March 13, 2016 at 8:42 am #457Gyula SzászModeratorThe comparison of the relativity theories (RT) with the Atomistic Theory of Matter (ATOM).
RT:
In the RT is the inertial mass mi set equal to the gravitational mass mg, mi = mg, and the gravitational mass is thrown away. Furthermore, it is only calculated in RT with inertial mass m and the following relations are valid: E = m∙c^2 and E^2 = (m0∙c^2)^2 +(p∙c)^2. The inertial mass m depends of the velocity v; it is the relativistic mass. The calculation of the “rest mass”, m0, cannot be done in RT; it remains open what the “rest mass” is. This situation is not only dissatisfying, but scientifically impossible. The physicists do not know what “rest mass” is and they cannot really calculate what relativistic mass is! The ambiguity of “mass” remains at the use of RT and nobody take notice from it. It remains the central unsolved problem of the whole accepted modern physics.ATOM:
For the four elementary particles e,p,P, E are the gravitational masse mgj equal to the inertial masses mij: mgj = mij, j=e,p,P,E.

= = = =

§ WRITTEN TASK: List every kind of mass named in the post comparing the relativity theories with the Atomistic Theory of Matter. The material after this text plays no part in the exercise.

= = = =

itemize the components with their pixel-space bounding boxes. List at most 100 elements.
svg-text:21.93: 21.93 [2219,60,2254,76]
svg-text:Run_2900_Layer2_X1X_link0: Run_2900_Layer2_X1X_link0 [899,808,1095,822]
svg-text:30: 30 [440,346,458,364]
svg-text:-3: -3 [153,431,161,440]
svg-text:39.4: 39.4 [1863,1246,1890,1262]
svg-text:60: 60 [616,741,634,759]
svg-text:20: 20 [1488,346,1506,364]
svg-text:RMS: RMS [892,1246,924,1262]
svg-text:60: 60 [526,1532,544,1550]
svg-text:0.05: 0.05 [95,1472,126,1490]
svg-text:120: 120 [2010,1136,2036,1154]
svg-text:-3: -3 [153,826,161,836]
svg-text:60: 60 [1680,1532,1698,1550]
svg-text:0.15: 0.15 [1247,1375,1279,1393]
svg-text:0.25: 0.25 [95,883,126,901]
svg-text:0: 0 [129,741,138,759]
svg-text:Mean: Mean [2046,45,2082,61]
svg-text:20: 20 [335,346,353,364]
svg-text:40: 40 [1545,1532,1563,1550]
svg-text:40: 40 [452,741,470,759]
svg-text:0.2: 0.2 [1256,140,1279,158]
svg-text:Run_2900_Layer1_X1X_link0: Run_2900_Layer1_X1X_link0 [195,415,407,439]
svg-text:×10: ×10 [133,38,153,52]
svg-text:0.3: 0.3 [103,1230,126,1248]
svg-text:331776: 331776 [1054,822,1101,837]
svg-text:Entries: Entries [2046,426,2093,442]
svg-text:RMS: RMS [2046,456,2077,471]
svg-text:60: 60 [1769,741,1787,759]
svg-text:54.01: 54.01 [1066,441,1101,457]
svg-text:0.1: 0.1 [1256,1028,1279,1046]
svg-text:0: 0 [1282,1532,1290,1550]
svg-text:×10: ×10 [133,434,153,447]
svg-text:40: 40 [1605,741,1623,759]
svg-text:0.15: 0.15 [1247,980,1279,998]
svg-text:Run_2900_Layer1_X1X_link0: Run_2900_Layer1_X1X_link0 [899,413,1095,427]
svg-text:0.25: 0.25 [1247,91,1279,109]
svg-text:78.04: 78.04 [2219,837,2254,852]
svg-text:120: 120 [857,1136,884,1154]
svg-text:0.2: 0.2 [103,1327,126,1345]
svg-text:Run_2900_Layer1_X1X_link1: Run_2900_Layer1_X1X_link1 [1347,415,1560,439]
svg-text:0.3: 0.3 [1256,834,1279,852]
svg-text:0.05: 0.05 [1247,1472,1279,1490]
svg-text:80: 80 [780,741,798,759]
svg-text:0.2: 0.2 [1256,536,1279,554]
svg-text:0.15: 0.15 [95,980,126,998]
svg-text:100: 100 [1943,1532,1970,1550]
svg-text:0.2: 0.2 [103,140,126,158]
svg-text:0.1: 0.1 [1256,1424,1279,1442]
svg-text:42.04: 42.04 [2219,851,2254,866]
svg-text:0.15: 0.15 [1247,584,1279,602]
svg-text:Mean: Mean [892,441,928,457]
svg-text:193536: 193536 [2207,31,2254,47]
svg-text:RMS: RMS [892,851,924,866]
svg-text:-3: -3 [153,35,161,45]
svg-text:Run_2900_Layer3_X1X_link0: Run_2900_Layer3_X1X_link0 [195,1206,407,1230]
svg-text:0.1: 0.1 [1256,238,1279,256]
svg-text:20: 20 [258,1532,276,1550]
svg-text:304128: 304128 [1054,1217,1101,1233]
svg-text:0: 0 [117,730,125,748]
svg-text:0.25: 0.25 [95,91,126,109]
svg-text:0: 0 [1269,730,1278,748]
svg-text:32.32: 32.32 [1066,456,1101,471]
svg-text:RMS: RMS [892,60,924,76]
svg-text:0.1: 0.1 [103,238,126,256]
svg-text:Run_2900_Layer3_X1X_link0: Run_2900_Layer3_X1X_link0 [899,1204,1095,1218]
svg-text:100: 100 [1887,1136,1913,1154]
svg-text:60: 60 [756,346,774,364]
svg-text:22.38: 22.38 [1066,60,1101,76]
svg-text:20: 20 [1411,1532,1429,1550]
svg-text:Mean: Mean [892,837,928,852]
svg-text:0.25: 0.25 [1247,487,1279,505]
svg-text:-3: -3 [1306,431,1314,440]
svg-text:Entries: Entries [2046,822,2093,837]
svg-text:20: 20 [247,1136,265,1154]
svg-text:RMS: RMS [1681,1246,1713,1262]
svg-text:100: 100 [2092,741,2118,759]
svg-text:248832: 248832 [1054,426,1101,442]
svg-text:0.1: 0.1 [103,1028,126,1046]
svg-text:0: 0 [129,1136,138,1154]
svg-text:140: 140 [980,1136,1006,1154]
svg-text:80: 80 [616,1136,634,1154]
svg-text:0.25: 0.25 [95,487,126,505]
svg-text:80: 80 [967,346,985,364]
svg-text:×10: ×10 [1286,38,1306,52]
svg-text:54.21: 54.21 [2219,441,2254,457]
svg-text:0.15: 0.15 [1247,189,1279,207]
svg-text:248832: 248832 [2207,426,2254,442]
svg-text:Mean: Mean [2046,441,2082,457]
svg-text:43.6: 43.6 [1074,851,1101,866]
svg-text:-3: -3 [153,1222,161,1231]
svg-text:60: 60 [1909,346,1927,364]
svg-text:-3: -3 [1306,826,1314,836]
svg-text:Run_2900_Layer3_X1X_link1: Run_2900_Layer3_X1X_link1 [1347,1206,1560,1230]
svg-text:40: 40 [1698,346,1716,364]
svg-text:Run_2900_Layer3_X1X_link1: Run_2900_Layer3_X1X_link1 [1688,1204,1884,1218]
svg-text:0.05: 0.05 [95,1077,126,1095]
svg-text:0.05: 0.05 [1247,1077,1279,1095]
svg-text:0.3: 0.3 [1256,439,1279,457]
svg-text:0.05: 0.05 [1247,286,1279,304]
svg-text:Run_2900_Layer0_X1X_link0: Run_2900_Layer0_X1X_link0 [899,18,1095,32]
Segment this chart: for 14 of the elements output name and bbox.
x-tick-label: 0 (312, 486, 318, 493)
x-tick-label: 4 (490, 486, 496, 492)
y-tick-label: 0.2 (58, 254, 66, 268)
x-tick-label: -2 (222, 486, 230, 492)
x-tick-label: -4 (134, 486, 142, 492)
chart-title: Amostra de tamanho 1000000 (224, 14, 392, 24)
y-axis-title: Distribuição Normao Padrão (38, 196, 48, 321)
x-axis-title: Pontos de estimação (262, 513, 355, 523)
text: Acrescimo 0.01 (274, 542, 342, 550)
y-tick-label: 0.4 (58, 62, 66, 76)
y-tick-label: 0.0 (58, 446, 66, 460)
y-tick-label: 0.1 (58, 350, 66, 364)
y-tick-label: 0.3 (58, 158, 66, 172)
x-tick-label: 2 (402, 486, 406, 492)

= = = =

§ WRITTEN REPLY:
- Inertial mass (mi, m)
- Gravitational mass (mg)
- Relativistic mass
- Rest mass (m0)